- [GIVEN PROBLEM]: Retype every entry exactly, character for character.

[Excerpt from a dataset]
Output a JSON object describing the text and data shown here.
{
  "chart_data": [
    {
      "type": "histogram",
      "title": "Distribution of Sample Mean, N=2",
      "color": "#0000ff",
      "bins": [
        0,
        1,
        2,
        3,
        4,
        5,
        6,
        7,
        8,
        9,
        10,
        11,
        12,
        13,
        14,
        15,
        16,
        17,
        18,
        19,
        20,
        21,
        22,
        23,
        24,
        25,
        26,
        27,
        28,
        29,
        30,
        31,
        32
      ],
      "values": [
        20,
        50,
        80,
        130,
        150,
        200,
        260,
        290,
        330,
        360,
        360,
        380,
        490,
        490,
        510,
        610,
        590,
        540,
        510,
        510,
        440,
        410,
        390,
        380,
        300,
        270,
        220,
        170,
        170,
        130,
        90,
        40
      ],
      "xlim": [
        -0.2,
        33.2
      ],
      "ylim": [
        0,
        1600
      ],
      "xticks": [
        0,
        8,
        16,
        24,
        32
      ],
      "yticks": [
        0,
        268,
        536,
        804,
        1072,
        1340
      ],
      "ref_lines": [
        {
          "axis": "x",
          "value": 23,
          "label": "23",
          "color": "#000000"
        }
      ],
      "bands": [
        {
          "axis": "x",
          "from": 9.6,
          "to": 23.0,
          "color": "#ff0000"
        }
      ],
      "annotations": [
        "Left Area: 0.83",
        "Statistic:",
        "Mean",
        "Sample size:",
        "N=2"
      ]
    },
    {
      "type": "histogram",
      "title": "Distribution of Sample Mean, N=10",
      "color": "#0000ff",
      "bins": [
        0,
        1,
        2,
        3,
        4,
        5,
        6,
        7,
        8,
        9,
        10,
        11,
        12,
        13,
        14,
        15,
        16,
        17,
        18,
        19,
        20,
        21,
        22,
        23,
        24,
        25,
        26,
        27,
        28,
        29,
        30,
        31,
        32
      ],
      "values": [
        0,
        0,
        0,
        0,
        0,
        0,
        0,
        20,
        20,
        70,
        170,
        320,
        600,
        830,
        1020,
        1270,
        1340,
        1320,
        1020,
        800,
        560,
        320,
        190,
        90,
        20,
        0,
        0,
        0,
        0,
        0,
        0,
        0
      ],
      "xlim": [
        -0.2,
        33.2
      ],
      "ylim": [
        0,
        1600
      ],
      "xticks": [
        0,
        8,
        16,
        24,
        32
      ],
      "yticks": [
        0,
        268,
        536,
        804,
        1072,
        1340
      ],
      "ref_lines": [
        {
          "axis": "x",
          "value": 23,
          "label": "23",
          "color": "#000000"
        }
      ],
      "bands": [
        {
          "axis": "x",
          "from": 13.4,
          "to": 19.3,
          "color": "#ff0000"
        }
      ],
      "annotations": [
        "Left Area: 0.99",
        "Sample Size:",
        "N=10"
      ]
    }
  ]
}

- [REPLY]:
Output a JSON object describing the text and data shown here.
{
  "chart_data": [
    {
      "type": "histogram",
      "title": "Distribution of Sample Mean, N=2",
      "color": "#0000ff",
      "bins": [
        0,
        1,
        2,
        3,
        4,
        5,
        6,
        7,
        8,
        9,
        10,
        11,
        12,
        13,
        14,
        15,
        16,
        17,
        18,
        19,
        20,
        21,
        22,
        23,
        24,
        25,
        26,
        27,
        28,
        29,
        30,
        31,
        32
      ],
      "values": [
        20,
        50,
        80,
        130,
        150,
        200,
        260,
        290,
        330,
        360,
        360,
        380,
        490,
        490,
        510,
        610,
        590,
        540,
        510,
        510,
        440,
        410,
        390,
        380,
        300,
        270,
        220,
        170,
        170,
        130,
        90,
        40
      ],
      "xlim": [
        -0.2,
        33.2
      ],
      "ylim": [
        0,
        1600
      ],
      "xticks": [
        0,
        8,
        16,
        24,
        32
      ],
      "yticks": [
        0,
        268,
        536,
        804,
        1072,
        1340
      ],
      "ref_lines": [
        {
          "axis": "x",
          "value": 23,
          "label": "23",
          "color": "#000000"
        }
      ],
      "bands": [
        {
          "axis": "x",
          "from": 9.6,
          "to": 23.0,
          "color": "#ff0000"
        }
      ],
      "annotations": [
        "Left Area: 0.83",
        "Statistic:",
        "Mean",
        "Sample size:",
        "N=2"
      ]
    },
    {
      "type": "histogram",
      "title": "Distribution of Sample Mean, N=10",
      "color": "#0000ff",
      "bins": [
        0,
        1,
        2,
        3,
        4,
        5,
        6,
        7,
        8,
        9,
        10,
        11,
        12,
        13,
        14,
        15,
        16,
        17,
        18,
        19,
        20,
        21,
        22,
        23,
        24,
        25,
        26,
        27,
        28,
        29,
        30,
        31,
        32
      ],
      "values": [
        0,
        0,
        0,
        0,
        0,
        0,
        0,
        20,
        20,
        70,
        170,
        320,
        600,
        830,
        1020,
        1270,
        1340,
        1320,
        1020,
        800,
        560,
        320,
        190,
        90,
        20,
        0,
        0,
        0,
        0,
        0,
        0,
        0
      ],
      "xlim": [
        -0.2,
        33.2
      ],
      "ylim": [
        0,
        1600
      ],
      "xticks": [
        0,
        8,
        16,
        24,
        32
      ],
      "yticks": [
        0,
        268,
        536,
        804,
        1072,
        1340
      ],
      "ref_lines": [
        {
          "axis": "x",
          "value": 23,
          "label": "23",
          "color": "#000000"
        }
      ],
      "bands": [
        {
          "axis": "x",
          "from": 13.4,
          "to": 19.3,
          "color": "#ff0000"
        }
      ],
      "annotations": [
        "Left Area: 0.99",
        "Sample Size:",
        "N=10"
      ]
    }
  ]
}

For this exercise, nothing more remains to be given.